*** Opening Text section ***
Technical Analysis: Why Ruby Hash is Faster for Lookups
The performance difference in lookup operations comes from several architectural factors:
Ruby VM Optimizations
- Specialized fast paths: Ruby VM has highly optimized inline implementations for common key types (Fixnum, Symbol, String)
- Method caching: VM-level inline caching for hash access patterns reduces method dispatch overhead
- Bytecode optimizations: Hash access is optimized at the bytecode level with specialized opcodes
- Memory locality: Ruby Hash uses a simpler layout optimized for CPU cache performance
SwissHash Overhead
-
C Extension boundaries: Each lookup requires
TypedData_Get_Struct()call and Ruby-C interface overhead - Complex hash computation: SwissHash uses sophisticated hashing (wyhash for strings, custom mixers) vs Ruby's simpler approach
- Two-level lookup: Swiss Table's H1/H2 split requires additional bit manipulation and SIMD operations
- SIMD overhead: NEON/SSE2 operations have setup costs that don't pay off for small group scans
-
Additional equality checks:
keys_equal()function adds extra indirection compared to VM's direct comparison
Architecture Trade-offs
- Swiss Table design: Optimized for high load factors and cache efficiency, but adds complexity to the critical lookup path
- Group-based probing: While theoretically faster, the overhead of SIMD operations and multiple memory accesses hurts performance for typical Ruby workloads
- Memory indirection: SwissHash's separate control bytes array creates additional memory accesses vs Ruby Hash's integrated approach
This explains why SwissHash excels at write-heavy operations (where its design advantages matter) but loses to Ruby's VM-optimized lookups.
*** Closing Text section ***
*** Opening Data shown ***
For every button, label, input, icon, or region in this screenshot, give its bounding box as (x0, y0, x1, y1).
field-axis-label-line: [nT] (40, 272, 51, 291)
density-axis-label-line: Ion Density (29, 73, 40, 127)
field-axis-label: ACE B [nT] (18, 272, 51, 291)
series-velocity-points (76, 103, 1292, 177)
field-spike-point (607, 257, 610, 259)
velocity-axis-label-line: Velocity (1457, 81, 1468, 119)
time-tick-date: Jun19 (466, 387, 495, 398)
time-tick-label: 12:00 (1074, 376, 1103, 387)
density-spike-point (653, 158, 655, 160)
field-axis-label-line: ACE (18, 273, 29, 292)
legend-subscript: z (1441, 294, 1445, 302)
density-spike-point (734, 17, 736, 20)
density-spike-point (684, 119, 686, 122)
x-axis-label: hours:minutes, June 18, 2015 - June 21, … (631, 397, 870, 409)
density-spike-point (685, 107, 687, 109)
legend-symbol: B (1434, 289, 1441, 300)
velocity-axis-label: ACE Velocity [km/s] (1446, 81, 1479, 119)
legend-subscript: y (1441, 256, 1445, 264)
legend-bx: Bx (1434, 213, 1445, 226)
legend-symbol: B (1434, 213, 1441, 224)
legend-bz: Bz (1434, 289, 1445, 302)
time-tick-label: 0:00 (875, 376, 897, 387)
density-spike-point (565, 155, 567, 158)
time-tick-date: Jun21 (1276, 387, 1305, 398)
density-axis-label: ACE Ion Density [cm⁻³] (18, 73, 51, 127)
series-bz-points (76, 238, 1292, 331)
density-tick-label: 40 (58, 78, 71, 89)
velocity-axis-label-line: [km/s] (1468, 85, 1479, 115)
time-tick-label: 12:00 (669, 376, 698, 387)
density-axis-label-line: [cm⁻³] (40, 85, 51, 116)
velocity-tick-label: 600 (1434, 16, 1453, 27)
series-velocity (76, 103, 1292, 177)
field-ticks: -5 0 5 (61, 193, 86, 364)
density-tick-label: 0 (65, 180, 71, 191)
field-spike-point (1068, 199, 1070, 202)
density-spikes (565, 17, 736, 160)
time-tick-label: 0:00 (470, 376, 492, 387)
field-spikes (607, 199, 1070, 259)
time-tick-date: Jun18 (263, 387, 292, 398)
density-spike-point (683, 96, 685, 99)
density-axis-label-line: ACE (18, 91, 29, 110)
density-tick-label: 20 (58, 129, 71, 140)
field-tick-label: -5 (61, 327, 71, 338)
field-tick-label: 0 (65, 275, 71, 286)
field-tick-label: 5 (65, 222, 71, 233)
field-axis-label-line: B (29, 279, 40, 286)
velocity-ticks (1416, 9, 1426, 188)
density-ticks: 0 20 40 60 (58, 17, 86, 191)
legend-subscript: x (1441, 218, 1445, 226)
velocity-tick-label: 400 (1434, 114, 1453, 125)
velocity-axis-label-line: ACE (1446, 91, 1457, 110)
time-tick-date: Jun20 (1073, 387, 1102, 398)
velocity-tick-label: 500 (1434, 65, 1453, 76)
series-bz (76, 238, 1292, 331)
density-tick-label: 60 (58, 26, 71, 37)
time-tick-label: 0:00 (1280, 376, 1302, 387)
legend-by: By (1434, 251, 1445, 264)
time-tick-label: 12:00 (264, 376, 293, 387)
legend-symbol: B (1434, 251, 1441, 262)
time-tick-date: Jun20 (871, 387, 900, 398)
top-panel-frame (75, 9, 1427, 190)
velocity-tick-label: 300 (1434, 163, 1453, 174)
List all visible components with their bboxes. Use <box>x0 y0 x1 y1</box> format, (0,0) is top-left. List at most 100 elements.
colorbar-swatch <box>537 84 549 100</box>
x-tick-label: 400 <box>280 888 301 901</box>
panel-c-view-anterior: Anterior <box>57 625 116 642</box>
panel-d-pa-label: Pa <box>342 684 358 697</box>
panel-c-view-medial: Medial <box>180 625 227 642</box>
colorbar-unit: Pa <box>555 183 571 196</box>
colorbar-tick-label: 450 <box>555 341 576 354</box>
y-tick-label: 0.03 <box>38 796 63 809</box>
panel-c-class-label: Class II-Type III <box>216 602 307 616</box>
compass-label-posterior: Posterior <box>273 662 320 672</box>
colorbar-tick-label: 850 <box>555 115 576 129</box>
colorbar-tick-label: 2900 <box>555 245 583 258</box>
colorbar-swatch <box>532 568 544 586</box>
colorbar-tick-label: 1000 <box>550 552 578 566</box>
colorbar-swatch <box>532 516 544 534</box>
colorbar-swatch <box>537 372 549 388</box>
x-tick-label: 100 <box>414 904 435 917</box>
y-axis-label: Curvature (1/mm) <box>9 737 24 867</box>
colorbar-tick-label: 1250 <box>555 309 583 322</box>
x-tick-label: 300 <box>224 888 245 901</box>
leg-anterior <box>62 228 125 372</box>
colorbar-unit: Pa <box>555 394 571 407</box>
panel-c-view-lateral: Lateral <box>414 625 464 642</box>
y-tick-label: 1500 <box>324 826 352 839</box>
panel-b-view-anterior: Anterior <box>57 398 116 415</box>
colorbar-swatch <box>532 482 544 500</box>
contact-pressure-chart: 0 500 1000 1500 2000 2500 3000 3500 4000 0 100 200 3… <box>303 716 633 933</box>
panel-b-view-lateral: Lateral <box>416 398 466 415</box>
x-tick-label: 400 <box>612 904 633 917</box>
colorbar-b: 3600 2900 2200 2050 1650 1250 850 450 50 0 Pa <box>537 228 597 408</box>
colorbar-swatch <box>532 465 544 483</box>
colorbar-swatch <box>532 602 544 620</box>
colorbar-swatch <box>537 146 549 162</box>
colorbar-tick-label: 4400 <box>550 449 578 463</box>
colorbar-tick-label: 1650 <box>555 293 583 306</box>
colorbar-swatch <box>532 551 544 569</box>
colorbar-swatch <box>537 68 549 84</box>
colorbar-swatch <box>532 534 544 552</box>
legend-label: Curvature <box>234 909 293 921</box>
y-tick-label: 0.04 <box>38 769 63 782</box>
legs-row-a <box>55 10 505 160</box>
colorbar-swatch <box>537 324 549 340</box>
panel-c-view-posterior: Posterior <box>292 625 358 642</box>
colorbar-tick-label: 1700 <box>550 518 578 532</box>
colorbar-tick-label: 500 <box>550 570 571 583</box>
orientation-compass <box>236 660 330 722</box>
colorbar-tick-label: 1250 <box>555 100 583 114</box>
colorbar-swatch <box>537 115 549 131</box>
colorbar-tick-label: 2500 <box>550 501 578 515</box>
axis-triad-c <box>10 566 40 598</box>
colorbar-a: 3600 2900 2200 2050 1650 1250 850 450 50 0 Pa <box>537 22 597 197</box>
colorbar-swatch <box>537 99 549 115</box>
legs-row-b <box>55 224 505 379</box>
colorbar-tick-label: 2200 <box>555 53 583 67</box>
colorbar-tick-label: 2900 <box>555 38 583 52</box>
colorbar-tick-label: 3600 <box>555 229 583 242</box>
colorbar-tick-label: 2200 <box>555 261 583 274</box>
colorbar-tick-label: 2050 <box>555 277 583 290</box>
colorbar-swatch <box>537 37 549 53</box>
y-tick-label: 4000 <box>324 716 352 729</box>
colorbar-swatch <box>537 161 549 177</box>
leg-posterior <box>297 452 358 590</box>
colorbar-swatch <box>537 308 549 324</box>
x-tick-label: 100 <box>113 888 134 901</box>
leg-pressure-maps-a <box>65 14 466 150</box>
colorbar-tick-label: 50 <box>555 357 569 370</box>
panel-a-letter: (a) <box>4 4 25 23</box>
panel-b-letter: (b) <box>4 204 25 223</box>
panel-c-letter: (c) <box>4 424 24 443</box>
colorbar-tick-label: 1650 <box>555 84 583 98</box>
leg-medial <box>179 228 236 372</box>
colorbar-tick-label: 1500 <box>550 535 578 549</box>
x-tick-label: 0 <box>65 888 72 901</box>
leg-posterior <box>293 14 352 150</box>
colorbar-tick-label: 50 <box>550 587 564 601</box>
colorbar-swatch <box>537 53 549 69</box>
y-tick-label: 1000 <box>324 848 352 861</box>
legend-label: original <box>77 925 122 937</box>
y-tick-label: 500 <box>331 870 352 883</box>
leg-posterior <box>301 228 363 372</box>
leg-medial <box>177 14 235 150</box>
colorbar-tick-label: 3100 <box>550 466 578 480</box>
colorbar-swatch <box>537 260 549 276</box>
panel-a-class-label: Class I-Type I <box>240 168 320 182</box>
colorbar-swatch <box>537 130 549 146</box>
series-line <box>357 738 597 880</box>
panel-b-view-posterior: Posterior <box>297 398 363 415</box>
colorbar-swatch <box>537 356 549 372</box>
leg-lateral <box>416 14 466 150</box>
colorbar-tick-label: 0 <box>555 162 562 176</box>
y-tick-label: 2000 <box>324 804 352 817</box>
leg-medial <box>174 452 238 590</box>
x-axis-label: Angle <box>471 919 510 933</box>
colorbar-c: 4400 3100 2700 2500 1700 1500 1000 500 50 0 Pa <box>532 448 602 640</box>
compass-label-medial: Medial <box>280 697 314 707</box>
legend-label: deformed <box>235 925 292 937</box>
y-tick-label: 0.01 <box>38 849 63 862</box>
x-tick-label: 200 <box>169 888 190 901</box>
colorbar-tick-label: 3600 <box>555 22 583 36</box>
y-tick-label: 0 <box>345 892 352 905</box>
*** Closing Data shown ***
▶ _Task item_
Using the technical analysis of Ruby Hash lookups, explain in one to three sentences why SwissHash's memory layout makes its lookups slower than Ruby Hash's.

▶ _Solution for this exercise_
SwissHash keeps its control bytes in a separate array, which creates additional memory accesses. Ruby Hash instead uses an integrated approach, with a simpler layout optimized for CPU cache performance.